> **BRIEF A**: Rewrite the passage of the job description that starts at "Key Responsibilities" and ends after "Geriatric Assessment (CGA)", changing "treatment" to "intervention".
> **BRIEF B**: Translate this sentence from the job description into Spanish: "The post holder will coordinate with the clinical teams in the hubs, working alongside GPs and Community Healthcare Networks."

> **SELECTED EXCERPT**:
□ □ □ □
The person appointed to this post will work as part of the integrated care programme for older persons to support older adults in accessing the assessment and intervention needed to address increasing health needs while being maintained in their home.
This role will coordinate the day‑to‑day functions of the outreach team and work as part of that team as required.
Key Responsibilities
Rapid access assessment
Rapid access to specialist assessment and treatment pathways (Frailty, Falls, Cognitive pathways)
MDT Comprehensive Geriatric Assessment (CGA)
Access to reablement and rehabilitation after acute illness or injury
Complex case management and care coordination
Promotion and support of population health and wellbeing initiatives with primary care
The post holder will co‑ordinate the day‑to‑day functions of the ambulatory outreach team and work as part of that team as required.
The post holder will ensure that team structures are attended to so that the service is consistent with recognised best practice in team functioning.
While clinical functions are central to the role of liaison, they also perform signposting to ensure a seamless integrated service for older adults.
The post holder will work with staff in Acute Services ICPOP Hubs, Community healthcare networks, and GPs to support the management of older person care needs as close to home as possible and to signpost to the most appropriate specialist clinical service, including in the specialist hubs when required.
The post holder will coordinate with the clinical teams in the hubs, working alongside GPs and Community Healthcare Networks.
They will ensure that the clinical needs of vulnerable older adults are assessed and managed, including in the specialist ambulatory care hub, and support patients in accessing appropriate care pathways promptly, ensuring a seamless continuum of care between primary care and specialist services.
□ □ □ □
> **SUPPLIED INFORMATION**:
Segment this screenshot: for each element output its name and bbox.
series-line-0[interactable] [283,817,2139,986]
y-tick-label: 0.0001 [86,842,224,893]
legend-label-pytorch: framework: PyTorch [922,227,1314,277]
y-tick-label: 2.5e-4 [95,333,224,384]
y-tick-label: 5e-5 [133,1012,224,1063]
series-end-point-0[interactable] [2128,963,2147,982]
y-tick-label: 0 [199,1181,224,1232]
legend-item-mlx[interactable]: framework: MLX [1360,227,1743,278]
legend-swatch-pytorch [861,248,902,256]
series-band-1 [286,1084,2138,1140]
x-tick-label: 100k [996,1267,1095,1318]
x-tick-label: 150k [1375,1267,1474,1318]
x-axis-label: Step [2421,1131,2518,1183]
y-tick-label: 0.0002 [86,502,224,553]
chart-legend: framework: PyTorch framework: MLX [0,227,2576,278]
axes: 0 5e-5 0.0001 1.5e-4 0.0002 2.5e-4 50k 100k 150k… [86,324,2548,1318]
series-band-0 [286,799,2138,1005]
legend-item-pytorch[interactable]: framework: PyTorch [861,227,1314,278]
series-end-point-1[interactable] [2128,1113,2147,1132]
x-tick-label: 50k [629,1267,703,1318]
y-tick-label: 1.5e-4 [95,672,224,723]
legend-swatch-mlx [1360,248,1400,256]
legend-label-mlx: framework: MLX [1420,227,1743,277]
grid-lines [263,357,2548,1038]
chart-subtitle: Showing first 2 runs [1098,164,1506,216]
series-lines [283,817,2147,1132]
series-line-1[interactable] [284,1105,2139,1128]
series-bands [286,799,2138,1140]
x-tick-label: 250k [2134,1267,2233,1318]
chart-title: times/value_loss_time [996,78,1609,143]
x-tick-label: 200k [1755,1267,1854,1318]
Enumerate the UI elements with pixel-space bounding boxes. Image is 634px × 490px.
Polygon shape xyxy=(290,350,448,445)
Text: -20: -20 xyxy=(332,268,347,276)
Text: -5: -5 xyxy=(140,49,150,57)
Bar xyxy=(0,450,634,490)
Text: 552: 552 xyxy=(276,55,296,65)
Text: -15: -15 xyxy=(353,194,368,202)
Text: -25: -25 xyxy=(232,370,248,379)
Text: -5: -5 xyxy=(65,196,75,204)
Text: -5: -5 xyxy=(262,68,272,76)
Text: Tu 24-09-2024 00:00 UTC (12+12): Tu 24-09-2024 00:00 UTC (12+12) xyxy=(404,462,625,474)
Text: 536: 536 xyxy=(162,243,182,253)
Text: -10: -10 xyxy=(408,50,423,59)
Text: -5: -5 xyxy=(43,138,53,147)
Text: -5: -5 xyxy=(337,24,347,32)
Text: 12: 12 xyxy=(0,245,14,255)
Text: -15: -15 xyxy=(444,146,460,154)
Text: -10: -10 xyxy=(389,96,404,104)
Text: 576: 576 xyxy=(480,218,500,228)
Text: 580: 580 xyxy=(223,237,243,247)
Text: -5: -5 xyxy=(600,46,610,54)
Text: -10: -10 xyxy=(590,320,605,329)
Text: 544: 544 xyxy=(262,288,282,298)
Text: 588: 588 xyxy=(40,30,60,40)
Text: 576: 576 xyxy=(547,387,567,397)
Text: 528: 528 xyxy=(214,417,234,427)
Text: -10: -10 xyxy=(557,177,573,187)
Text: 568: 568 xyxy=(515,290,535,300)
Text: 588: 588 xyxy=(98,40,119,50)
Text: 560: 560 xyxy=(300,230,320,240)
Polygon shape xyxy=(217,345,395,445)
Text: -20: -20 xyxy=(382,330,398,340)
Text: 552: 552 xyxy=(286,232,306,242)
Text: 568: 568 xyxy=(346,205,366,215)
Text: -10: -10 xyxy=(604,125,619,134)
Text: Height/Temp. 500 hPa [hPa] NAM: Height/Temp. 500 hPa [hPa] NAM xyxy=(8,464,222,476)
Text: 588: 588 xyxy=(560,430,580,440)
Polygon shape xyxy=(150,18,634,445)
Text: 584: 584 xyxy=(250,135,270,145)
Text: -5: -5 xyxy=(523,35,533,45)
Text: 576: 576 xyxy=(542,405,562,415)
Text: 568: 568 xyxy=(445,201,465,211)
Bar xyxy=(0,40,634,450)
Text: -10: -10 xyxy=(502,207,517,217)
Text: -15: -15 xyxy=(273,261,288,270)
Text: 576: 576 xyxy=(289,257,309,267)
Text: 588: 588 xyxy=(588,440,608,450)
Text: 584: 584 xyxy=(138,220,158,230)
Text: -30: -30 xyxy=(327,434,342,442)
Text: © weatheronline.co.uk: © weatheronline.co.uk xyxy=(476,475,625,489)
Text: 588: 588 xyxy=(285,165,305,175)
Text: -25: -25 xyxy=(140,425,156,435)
□ □ □ □
> **RESPONSE AREA A**:
Key Responsibilities
Rapid access assessment
Rapid access to specialist assessment and intervention pathways (Frailty, Falls, Cognitive pathways)
MDT Comprehensive Geriatric Assessment (CGA)

> **RESPONSE AREA B**: El titular del puesto se coordinará con los equipos clínicos de los centros, trabajando junto a los médicos de cabecera y las Redes de Atención Sanitaria Comunitaria.